What is being asked - Lines containing the word "Ignore" are to be counted; state their number and nothing further.

(Saved data entries)
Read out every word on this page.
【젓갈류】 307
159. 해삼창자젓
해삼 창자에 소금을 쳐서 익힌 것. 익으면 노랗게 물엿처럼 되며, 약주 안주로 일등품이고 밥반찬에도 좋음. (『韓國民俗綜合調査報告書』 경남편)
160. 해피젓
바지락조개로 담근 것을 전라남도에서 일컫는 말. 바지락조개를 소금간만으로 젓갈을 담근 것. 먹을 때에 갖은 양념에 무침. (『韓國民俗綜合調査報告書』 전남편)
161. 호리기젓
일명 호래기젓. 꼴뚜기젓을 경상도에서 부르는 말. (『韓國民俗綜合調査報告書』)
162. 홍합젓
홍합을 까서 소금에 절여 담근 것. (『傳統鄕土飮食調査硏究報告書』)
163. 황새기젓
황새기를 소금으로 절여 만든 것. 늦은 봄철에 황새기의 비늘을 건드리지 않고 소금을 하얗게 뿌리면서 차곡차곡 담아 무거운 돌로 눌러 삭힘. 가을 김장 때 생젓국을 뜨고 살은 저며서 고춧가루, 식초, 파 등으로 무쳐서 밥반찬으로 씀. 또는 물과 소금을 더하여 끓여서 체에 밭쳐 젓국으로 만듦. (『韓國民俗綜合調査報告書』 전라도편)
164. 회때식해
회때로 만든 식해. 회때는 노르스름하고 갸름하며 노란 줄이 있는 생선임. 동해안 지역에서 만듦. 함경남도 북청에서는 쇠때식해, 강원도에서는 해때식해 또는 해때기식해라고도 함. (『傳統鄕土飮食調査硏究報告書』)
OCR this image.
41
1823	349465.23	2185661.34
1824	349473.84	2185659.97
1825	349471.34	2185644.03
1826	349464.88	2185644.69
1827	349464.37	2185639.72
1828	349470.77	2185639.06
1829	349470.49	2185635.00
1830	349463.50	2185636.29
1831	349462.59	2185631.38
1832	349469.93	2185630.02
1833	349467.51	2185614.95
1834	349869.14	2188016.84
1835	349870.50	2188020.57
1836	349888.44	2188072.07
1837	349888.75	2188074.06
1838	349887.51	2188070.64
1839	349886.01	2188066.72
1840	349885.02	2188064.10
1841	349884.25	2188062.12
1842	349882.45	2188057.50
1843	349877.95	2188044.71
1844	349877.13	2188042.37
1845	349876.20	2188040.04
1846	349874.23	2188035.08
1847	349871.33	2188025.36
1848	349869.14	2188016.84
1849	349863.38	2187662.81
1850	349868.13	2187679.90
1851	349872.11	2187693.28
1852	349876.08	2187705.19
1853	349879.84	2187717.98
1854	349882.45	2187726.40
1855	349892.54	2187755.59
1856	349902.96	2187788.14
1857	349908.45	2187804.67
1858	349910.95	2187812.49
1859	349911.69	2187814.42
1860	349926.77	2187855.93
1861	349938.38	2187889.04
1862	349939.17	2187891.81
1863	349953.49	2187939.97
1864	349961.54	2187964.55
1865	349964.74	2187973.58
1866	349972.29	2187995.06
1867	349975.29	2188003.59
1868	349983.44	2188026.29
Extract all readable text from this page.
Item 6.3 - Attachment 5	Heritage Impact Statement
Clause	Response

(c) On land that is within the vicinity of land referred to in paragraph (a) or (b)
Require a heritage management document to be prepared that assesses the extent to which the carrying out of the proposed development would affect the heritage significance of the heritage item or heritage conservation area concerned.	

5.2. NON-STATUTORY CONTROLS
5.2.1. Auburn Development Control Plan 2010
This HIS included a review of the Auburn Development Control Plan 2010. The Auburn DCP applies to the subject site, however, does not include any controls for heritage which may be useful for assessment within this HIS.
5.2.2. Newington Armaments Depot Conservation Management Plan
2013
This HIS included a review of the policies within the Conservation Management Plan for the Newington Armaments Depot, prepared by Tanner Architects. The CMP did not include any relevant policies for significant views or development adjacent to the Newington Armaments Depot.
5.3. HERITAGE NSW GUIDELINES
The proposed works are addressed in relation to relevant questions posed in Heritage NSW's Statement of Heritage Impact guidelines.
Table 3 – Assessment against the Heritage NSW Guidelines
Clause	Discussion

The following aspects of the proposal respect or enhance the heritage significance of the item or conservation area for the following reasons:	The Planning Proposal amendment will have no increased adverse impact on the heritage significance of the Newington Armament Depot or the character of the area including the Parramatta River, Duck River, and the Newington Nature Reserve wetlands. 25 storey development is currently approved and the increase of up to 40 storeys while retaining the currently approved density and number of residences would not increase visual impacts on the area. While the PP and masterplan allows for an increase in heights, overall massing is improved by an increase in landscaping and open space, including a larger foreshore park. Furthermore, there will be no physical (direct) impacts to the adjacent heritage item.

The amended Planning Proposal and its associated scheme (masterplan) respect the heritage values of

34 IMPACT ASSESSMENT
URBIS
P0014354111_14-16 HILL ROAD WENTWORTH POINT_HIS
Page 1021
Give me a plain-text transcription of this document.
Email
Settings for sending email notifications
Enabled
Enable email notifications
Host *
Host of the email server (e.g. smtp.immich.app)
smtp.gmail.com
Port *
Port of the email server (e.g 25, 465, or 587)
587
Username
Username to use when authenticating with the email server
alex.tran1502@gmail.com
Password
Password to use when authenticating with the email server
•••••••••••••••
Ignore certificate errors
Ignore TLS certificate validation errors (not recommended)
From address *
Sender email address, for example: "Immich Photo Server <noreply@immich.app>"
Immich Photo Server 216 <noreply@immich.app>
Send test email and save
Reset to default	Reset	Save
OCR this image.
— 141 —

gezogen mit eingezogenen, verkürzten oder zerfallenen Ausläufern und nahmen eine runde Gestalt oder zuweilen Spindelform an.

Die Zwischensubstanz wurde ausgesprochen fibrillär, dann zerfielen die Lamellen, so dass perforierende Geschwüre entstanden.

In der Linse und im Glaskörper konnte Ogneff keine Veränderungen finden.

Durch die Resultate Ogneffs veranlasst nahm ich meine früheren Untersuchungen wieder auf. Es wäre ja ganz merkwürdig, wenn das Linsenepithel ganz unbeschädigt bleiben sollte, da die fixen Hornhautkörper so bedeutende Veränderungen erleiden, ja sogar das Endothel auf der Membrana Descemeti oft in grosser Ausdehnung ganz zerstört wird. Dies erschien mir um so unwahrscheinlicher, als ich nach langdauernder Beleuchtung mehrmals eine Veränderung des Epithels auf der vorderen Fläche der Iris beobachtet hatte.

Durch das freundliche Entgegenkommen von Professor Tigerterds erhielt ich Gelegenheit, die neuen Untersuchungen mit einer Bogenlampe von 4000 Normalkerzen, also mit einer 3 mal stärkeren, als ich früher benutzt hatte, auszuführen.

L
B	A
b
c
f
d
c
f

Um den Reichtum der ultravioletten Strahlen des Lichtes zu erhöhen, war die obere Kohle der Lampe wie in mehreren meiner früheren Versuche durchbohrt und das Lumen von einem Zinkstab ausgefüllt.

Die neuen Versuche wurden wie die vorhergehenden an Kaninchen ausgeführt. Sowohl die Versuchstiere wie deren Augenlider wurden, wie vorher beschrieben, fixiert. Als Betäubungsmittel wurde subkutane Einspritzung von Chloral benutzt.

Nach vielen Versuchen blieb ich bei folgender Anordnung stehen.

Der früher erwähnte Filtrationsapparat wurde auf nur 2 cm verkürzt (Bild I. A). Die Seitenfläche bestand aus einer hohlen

Answer to the exercise - 2